_ВЫДЕРЖКА ИЗ ДАННЫХ_

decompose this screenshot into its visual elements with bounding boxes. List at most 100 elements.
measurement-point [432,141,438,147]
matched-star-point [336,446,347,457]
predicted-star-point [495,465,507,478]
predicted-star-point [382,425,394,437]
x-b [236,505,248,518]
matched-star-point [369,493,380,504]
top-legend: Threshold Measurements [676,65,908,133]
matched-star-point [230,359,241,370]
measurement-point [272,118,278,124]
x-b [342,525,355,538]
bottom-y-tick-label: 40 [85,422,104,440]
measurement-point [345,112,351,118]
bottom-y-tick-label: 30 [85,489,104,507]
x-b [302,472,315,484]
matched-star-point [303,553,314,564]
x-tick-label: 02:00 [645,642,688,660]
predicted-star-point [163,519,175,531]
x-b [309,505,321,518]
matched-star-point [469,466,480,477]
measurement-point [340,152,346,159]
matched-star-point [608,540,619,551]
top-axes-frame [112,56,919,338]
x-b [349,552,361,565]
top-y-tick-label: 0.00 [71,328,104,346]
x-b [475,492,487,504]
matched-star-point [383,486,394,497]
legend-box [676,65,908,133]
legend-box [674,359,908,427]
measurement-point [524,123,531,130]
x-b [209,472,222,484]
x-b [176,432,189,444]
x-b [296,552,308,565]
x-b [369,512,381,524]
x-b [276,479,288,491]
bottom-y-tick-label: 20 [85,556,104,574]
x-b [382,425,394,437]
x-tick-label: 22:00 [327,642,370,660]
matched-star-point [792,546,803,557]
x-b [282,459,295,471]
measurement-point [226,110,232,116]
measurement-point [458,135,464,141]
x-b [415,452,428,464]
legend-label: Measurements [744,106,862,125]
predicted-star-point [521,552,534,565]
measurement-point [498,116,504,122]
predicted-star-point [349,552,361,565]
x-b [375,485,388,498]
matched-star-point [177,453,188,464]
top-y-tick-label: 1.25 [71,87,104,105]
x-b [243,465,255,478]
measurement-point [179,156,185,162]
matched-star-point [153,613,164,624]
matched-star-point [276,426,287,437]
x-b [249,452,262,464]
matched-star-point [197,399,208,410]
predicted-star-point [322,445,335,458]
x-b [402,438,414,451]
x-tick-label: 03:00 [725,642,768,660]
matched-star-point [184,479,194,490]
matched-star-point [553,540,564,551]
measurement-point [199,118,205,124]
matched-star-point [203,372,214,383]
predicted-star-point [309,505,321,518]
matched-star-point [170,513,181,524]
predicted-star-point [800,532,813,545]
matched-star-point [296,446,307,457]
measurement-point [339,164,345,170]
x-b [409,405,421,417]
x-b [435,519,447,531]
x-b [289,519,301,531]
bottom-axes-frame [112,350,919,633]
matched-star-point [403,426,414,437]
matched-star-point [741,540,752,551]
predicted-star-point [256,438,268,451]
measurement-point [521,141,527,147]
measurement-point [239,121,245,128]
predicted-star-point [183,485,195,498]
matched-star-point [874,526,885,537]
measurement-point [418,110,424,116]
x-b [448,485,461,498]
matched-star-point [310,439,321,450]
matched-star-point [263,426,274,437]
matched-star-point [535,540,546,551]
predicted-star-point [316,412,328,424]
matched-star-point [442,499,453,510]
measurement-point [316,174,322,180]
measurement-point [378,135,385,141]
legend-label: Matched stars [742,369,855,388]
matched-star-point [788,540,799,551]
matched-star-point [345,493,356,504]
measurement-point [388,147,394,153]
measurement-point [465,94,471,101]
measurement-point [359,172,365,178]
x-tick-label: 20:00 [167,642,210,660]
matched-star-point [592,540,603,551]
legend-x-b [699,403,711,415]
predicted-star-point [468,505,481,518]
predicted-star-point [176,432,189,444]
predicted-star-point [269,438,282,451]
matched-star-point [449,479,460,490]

_ЗАДАНИЕ_
Можете повторить все данные выше слово в слово, не пропустив и не изменив ни одной строки?

_ПОЛНЫЙ ОТВЕТ_
decompose this screenshot into its visual elements with bounding boxes. List at most 100 elements.
measurement-point [432,141,438,147]
matched-star-point [336,446,347,457]
predicted-star-point [495,465,507,478]
predicted-star-point [382,425,394,437]
x-b [236,505,248,518]
matched-star-point [369,493,380,504]
top-legend: Threshold Measurements [676,65,908,133]
matched-star-point [230,359,241,370]
measurement-point [272,118,278,124]
x-b [342,525,355,538]
bottom-y-tick-label: 40 [85,422,104,440]
measurement-point [345,112,351,118]
bottom-y-tick-label: 30 [85,489,104,507]
x-b [302,472,315,484]
matched-star-point [303,553,314,564]
x-tick-label: 02:00 [645,642,688,660]
predicted-star-point [163,519,175,531]
x-b [309,505,321,518]
matched-star-point [469,466,480,477]
measurement-point [340,152,346,159]
matched-star-point [608,540,619,551]
top-axes-frame [112,56,919,338]
x-b [349,552,361,565]
top-y-tick-label: 0.00 [71,328,104,346]
x-b [475,492,487,504]
matched-star-point [383,486,394,497]
legend-box [676,65,908,133]
legend-box [674,359,908,427]
measurement-point [524,123,531,130]
x-b [209,472,222,484]
x-b [176,432,189,444]
x-b [296,552,308,565]
x-b [369,512,381,524]
x-b [276,479,288,491]
bottom-y-tick-label: 20 [85,556,104,574]
x-b [382,425,394,437]
x-tick-label: 22:00 [327,642,370,660]
matched-star-point [792,546,803,557]
x-b [282,459,295,471]
measurement-point [226,110,232,116]
measurement-point [458,135,464,141]
x-b [415,452,428,464]
legend-label: Measurements [744,106,862,125]
predicted-star-point [521,552,534,565]
measurement-point [498,116,504,122]
predicted-star-point [349,552,361,565]
x-b [375,485,388,498]
matched-star-point [177,453,188,464]
top-y-tick-label: 1.25 [71,87,104,105]
x-b [243,465,255,478]
measurement-point [179,156,185,162]
matched-star-point [153,613,164,624]
matched-star-point [276,426,287,437]
x-b [249,452,262,464]
matched-star-point [197,399,208,410]
predicted-star-point [322,445,335,458]
x-b [402,438,414,451]
x-tick-label: 03:00 [725,642,768,660]
matched-star-point [184,479,194,490]
matched-star-point [553,540,564,551]
measurement-point [199,118,205,124]
matched-star-point [203,372,214,383]
predicted-star-point [309,505,321,518]
matched-star-point [170,513,181,524]
predicted-star-point [800,532,813,545]
matched-star-point [296,446,307,457]
measurement-point [339,164,345,170]
x-b [409,405,421,417]
x-b [435,519,447,531]
x-b [289,519,301,531]
bottom-axes-frame [112,350,919,633]
matched-star-point [403,426,414,437]
matched-star-point [741,540,752,551]
predicted-star-point [256,438,268,451]
measurement-point [521,141,527,147]
measurement-point [239,121,245,128]
predicted-star-point [183,485,195,498]
matched-star-point [874,526,885,537]
measurement-point [418,110,424,116]
x-b [448,485,461,498]
matched-star-point [310,439,321,450]
matched-star-point [263,426,274,437]
matched-star-point [535,540,546,551]
predicted-star-point [316,412,328,424]
matched-star-point [442,499,453,510]
measurement-point [316,174,322,180]
measurement-point [378,135,385,141]
legend-label: Matched stars [742,369,855,388]
matched-star-point [788,540,799,551]
matched-star-point [345,493,356,504]
measurement-point [388,147,394,153]
measurement-point [465,94,471,101]
measurement-point [359,172,365,178]
x-tick-label: 20:00 [167,642,210,660]
matched-star-point [592,540,603,551]
legend-x-b [699,403,711,415]
predicted-star-point [468,505,481,518]
predicted-star-point [176,432,189,444]
predicted-star-point [269,438,282,451]
matched-star-point [449,479,460,490]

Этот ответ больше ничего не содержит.